**Problem**.
Copy out every one of the rows below word for word.

**The input**.
BEGIN
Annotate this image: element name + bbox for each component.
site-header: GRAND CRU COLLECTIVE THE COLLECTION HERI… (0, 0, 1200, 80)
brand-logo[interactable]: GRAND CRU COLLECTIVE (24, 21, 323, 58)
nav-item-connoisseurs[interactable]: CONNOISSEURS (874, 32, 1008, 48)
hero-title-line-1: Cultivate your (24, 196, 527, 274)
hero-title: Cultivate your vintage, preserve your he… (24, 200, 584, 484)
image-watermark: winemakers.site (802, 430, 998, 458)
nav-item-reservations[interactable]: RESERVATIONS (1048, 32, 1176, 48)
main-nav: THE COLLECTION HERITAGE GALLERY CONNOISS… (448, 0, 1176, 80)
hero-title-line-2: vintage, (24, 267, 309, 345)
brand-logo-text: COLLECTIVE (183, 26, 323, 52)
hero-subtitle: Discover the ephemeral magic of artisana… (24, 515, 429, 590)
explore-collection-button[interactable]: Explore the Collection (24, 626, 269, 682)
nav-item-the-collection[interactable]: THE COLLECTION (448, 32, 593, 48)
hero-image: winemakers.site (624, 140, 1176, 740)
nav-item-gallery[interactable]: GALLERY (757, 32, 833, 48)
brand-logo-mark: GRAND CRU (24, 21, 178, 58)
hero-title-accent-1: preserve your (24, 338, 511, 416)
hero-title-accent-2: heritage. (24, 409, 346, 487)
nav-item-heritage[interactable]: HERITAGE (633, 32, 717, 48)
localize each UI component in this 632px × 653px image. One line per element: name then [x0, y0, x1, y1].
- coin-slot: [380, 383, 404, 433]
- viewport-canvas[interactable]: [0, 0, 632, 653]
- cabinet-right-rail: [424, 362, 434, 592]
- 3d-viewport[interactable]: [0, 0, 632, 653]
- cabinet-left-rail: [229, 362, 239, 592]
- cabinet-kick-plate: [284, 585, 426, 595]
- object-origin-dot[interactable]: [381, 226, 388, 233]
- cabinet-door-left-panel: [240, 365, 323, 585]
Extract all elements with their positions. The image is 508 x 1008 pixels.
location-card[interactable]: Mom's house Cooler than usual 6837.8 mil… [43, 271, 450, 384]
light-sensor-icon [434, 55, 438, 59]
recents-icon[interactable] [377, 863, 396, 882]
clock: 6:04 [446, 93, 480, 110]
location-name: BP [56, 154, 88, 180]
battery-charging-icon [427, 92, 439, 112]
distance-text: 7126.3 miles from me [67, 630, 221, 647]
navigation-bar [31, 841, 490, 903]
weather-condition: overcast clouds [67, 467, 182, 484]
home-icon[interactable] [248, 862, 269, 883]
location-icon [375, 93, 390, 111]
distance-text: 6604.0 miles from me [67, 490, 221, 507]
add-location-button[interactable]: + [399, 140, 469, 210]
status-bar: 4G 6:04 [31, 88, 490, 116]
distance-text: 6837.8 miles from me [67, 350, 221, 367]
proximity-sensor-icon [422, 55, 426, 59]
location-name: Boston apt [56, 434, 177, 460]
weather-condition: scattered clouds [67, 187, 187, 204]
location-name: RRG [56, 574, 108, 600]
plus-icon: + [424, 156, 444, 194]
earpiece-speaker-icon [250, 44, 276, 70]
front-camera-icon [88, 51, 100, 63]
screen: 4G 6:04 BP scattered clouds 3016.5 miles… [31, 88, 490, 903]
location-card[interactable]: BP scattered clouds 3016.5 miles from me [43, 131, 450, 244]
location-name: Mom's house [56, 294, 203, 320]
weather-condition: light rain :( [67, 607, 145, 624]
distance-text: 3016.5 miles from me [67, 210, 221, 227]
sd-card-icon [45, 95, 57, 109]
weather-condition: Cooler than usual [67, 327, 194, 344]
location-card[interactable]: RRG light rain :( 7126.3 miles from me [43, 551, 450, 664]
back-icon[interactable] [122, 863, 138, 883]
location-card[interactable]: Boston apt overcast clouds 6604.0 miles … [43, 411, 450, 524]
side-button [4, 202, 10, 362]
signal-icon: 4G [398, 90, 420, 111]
END
**Result**.
Annotate this image: element name + bbox for each component.
site-header: GRAND CRU COLLECTIVE THE COLLECTION HERI… (0, 0, 1200, 80)
brand-logo[interactable]: GRAND CRU COLLECTIVE (24, 21, 323, 58)
nav-item-connoisseurs[interactable]: CONNOISSEURS (874, 32, 1008, 48)
hero-title-line-1: Cultivate your (24, 196, 527, 274)
hero-title: Cultivate your vintage, preserve your he… (24, 200, 584, 484)
image-watermark: winemakers.site (802, 430, 998, 458)
nav-item-reservations[interactable]: RESERVATIONS (1048, 32, 1176, 48)
main-nav: THE COLLECTION HERITAGE GALLERY CONNOISS… (448, 0, 1176, 80)
hero-title-line-2: vintage, (24, 267, 309, 345)
brand-logo-text: COLLECTIVE (183, 26, 323, 52)
hero-subtitle: Discover the ephemeral magic of artisana… (24, 515, 429, 590)
explore-collection-button[interactable]: Explore the Collection (24, 626, 269, 682)
nav-item-the-collection[interactable]: THE COLLECTION (448, 32, 593, 48)
hero-image: winemakers.site (624, 140, 1176, 740)
nav-item-gallery[interactable]: GALLERY (757, 32, 833, 48)
brand-logo-mark: GRAND CRU (24, 21, 178, 58)
hero-title-accent-1: preserve your (24, 338, 511, 416)
hero-title-accent-2: heritage. (24, 409, 346, 487)
nav-item-heritage[interactable]: HERITAGE (633, 32, 717, 48)
localize each UI component in this 632px × 653px image. One line per element: name then [x0, y0, x1, y1].
- coin-slot: [380, 383, 404, 433]
- viewport-canvas[interactable]: [0, 0, 632, 653]
- cabinet-right-rail: [424, 362, 434, 592]
- 3d-viewport[interactable]: [0, 0, 632, 653]
- cabinet-left-rail: [229, 362, 239, 592]
- cabinet-kick-plate: [284, 585, 426, 595]
- object-origin-dot[interactable]: [381, 226, 388, 233]
- cabinet-door-left-panel: [240, 365, 323, 585]
Extract all elements with their positions. The image is 508 x 1008 pixels.
location-card[interactable]: Mom's house Cooler than usual 6837.8 mil… [43, 271, 450, 384]
light-sensor-icon [434, 55, 438, 59]
recents-icon[interactable] [377, 863, 396, 882]
clock: 6:04 [446, 93, 480, 110]
location-name: BP [56, 154, 88, 180]
battery-charging-icon [427, 92, 439, 112]
distance-text: 7126.3 miles from me [67, 630, 221, 647]
navigation-bar [31, 841, 490, 903]
weather-condition: overcast clouds [67, 467, 182, 484]
home-icon[interactable] [248, 862, 269, 883]
location-icon [375, 93, 390, 111]
distance-text: 6604.0 miles from me [67, 490, 221, 507]
add-location-button[interactable]: + [399, 140, 469, 210]
status-bar: 4G 6:04 [31, 88, 490, 116]
distance-text: 6837.8 miles from me [67, 350, 221, 367]
proximity-sensor-icon [422, 55, 426, 59]
location-name: Boston apt [56, 434, 177, 460]
weather-condition: scattered clouds [67, 187, 187, 204]
location-name: RRG [56, 574, 108, 600]
plus-icon: + [424, 156, 444, 194]
earpiece-speaker-icon [250, 44, 276, 70]
front-camera-icon [88, 51, 100, 63]
screen: 4G 6:04 BP scattered clouds 3016.5 miles… [31, 88, 490, 903]
location-card[interactable]: BP scattered clouds 3016.5 miles from me [43, 131, 450, 244]
location-name: Mom's house [56, 294, 203, 320]
weather-condition: light rain :( [67, 607, 145, 624]
distance-text: 3016.5 miles from me [67, 210, 221, 227]
sd-card-icon [45, 95, 57, 109]
weather-condition: Cooler than usual [67, 327, 194, 344]
location-card[interactable]: RRG light rain :( 7126.3 miles from me [43, 551, 450, 664]
back-icon[interactable] [122, 863, 138, 883]
location-card[interactable]: Boston apt overcast clouds 6604.0 miles … [43, 411, 450, 524]
side-button [4, 202, 10, 362]
signal-icon: 4G [398, 90, 420, 111]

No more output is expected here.